• **REQUIREMENT**
Pick out each line containing the string "color".
[Start INPUT MATERIAL]
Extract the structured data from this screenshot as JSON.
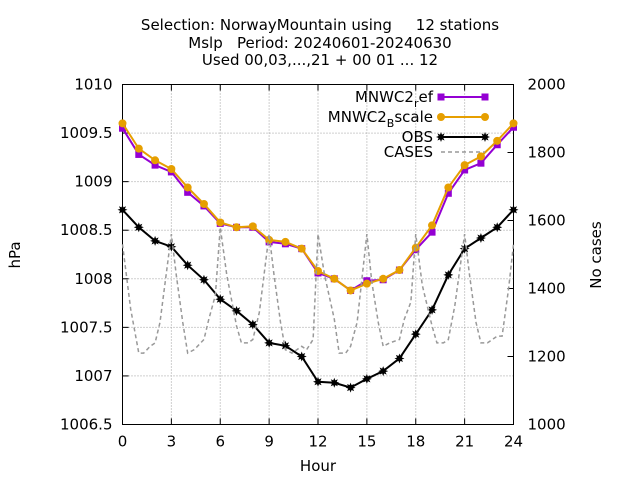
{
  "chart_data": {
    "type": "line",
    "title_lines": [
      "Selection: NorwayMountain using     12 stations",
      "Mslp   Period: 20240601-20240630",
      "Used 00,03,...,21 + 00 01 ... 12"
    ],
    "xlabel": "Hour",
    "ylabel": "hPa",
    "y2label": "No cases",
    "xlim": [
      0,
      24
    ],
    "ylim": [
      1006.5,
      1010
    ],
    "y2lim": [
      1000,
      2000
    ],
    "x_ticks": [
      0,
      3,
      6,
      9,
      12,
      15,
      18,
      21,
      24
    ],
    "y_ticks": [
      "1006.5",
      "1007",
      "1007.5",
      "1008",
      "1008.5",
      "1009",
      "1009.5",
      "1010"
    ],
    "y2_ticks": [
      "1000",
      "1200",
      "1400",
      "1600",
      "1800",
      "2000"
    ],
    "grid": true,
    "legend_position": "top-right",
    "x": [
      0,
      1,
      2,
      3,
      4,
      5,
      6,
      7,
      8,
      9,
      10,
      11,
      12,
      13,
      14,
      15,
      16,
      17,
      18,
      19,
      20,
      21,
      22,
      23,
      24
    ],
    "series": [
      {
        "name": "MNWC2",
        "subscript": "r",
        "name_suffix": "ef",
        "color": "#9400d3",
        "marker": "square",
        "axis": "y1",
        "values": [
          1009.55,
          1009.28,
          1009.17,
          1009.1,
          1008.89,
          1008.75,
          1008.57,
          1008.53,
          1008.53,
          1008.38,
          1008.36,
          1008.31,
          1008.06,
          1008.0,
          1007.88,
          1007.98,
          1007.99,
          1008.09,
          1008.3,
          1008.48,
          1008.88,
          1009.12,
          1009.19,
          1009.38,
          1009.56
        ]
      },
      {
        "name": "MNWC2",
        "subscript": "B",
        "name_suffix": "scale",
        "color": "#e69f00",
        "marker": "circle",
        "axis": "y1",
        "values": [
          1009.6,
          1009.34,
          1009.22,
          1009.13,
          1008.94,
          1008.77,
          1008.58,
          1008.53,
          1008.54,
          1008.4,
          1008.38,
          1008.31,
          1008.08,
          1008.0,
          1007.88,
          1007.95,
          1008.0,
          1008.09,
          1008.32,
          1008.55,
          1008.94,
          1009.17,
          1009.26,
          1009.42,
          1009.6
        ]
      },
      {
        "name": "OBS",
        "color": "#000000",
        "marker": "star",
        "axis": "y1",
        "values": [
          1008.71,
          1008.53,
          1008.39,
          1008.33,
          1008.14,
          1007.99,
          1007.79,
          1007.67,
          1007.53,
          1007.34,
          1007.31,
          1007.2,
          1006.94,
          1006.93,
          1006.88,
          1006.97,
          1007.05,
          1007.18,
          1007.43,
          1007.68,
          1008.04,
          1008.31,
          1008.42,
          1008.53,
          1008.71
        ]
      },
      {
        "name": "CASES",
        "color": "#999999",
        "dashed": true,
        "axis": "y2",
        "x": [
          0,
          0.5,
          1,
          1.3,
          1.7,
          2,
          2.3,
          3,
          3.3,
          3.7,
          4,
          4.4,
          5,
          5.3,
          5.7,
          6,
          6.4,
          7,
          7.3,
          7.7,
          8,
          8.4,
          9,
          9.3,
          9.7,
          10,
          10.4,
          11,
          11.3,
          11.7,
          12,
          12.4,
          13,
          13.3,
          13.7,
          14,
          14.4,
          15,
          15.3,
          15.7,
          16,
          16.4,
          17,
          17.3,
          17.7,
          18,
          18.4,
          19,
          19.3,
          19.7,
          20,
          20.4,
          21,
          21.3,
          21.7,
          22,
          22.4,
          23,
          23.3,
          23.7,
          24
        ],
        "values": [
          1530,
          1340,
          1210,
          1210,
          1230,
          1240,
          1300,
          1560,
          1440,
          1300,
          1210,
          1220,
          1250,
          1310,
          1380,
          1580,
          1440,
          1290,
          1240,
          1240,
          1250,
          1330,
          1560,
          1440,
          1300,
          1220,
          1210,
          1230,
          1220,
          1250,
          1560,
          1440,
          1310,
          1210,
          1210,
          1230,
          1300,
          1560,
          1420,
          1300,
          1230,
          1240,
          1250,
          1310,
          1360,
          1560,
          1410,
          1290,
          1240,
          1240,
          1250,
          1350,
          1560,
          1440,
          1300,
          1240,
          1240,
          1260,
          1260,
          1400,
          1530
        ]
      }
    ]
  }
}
[End INPUT MATERIAL]
• **SOLUTION TO THIS EXERCISE**
        "color": "#9400d3",
        "color": "#e69f00",
        "color": "#000000",
        "color": "#999999",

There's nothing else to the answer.